## Goal
Copy out every line in which the string "Project" occurs.

>>>>>

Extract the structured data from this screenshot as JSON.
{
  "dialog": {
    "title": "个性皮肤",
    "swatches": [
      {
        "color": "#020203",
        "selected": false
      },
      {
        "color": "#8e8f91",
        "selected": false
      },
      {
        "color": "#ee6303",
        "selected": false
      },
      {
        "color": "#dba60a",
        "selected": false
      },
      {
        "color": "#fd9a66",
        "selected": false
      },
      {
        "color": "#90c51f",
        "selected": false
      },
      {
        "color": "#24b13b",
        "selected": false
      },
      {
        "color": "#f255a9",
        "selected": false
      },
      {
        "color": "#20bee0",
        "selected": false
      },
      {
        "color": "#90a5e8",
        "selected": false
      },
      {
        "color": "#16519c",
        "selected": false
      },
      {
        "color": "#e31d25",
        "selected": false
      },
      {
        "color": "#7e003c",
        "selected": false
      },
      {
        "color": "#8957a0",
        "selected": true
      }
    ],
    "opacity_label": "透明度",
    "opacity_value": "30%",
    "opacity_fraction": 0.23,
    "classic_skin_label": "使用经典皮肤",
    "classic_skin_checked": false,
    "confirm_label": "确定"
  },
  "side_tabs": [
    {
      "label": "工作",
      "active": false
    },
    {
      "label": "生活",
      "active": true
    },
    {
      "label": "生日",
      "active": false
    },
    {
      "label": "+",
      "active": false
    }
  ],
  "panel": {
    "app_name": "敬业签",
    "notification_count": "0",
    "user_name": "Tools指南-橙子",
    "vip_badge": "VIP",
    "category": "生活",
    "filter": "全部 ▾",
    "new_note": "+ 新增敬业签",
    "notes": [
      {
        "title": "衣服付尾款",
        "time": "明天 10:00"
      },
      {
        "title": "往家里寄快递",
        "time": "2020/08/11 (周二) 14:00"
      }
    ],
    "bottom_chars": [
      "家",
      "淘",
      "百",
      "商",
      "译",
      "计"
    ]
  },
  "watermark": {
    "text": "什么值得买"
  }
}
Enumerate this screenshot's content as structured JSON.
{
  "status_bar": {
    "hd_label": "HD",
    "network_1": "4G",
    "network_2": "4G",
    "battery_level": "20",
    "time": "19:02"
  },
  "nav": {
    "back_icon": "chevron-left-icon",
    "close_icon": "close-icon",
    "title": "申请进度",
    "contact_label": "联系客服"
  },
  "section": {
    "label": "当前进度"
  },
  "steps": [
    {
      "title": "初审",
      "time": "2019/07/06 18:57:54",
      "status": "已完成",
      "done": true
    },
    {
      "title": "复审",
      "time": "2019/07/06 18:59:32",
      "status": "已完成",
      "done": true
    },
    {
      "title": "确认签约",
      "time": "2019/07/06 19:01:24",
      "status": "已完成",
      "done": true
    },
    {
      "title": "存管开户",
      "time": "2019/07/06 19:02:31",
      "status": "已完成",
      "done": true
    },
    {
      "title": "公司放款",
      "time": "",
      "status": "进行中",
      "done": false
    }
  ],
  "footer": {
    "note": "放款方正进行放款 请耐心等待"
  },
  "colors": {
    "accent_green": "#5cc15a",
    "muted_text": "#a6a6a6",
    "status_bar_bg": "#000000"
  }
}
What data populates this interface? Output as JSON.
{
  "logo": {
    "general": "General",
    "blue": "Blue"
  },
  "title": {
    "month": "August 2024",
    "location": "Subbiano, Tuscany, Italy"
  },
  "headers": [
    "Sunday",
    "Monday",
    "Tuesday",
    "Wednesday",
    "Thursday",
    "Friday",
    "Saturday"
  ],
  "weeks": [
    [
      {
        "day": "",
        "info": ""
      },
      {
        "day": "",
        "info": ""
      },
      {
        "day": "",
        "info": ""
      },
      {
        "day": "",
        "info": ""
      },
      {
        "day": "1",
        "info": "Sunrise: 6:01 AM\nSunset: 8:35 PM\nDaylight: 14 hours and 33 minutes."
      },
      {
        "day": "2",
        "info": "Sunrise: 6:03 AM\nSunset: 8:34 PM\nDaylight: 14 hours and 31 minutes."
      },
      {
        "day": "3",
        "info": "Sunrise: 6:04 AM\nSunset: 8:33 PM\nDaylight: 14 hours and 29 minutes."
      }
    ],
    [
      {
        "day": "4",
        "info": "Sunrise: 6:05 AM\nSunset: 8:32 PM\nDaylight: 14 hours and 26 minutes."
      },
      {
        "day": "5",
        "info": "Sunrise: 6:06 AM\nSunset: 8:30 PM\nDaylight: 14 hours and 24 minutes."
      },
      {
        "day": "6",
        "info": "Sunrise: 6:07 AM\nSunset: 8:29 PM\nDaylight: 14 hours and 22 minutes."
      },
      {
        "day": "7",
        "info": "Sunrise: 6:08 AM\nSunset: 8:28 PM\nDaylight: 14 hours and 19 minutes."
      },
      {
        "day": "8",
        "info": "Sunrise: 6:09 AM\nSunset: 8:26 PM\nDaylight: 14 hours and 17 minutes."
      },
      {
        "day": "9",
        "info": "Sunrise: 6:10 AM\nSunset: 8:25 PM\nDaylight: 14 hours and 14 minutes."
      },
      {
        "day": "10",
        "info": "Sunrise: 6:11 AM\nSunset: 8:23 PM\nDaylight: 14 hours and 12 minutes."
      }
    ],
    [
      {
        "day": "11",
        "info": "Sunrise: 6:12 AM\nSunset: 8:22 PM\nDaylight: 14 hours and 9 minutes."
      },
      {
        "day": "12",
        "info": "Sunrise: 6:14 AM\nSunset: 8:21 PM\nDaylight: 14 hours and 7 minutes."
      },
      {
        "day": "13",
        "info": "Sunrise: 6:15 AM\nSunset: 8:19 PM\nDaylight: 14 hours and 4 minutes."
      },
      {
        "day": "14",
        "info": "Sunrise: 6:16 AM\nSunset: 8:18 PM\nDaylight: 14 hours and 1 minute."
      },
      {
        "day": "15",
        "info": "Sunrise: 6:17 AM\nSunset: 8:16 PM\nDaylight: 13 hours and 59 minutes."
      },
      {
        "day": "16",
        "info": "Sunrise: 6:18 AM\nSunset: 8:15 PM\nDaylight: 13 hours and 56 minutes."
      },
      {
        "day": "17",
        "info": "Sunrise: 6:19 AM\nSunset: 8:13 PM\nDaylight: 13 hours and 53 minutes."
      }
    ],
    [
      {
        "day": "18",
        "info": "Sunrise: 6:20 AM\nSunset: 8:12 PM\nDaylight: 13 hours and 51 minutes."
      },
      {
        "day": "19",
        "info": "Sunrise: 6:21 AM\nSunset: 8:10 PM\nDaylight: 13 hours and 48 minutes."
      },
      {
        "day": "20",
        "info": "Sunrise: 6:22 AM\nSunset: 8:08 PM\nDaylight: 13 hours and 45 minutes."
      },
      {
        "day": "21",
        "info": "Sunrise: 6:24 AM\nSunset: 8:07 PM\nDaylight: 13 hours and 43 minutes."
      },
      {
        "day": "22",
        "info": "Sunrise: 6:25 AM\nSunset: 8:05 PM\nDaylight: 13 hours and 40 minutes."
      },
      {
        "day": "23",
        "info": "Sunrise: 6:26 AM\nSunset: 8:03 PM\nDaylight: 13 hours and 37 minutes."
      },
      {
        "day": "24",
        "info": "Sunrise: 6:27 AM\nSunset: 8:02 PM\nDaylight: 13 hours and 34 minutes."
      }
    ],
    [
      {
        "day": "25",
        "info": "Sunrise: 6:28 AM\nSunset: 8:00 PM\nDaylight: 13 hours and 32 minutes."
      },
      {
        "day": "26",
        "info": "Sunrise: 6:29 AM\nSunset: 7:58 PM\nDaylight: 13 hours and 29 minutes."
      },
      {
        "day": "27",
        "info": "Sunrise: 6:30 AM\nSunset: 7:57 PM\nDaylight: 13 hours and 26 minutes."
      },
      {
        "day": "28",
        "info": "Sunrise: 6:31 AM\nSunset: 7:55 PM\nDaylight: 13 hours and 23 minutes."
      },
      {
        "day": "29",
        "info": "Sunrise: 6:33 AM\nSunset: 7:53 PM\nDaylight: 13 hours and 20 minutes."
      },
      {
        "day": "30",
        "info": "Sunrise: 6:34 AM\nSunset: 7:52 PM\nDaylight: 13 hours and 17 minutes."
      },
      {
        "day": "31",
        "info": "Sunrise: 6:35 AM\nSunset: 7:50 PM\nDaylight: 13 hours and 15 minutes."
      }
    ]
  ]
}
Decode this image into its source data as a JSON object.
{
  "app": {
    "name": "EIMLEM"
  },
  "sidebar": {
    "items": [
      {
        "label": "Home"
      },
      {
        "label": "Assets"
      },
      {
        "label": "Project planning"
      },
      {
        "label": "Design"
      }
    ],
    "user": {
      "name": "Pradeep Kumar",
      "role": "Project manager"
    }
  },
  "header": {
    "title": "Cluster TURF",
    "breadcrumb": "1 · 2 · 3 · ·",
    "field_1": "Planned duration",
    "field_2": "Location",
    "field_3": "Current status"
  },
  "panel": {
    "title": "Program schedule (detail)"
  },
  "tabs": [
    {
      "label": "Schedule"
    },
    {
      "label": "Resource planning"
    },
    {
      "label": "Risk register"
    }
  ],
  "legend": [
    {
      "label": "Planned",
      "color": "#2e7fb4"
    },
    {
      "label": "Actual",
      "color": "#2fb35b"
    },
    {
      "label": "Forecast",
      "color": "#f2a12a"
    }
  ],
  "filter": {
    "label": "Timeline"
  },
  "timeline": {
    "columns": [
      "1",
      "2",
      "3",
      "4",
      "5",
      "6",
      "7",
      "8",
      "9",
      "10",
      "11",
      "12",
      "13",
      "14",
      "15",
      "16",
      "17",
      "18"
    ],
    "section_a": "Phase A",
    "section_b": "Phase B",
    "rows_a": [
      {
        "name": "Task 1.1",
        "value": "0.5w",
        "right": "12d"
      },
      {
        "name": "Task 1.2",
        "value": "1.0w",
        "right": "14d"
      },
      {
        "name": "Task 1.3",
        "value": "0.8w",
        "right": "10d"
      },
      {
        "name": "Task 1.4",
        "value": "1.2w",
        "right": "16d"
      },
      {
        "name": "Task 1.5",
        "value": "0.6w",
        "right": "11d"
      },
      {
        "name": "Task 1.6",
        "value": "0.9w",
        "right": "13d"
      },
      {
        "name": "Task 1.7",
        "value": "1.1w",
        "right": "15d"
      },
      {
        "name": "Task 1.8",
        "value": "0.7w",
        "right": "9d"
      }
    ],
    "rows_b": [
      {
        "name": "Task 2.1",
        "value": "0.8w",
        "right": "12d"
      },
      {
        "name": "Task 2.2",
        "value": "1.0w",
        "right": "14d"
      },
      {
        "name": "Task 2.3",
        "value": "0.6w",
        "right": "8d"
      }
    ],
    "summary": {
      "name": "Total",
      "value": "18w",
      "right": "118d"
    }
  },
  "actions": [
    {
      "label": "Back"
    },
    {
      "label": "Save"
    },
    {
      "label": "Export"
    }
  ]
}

<<<<<

## Expected output
        "label": "Project planning"
      "role": "Project manager"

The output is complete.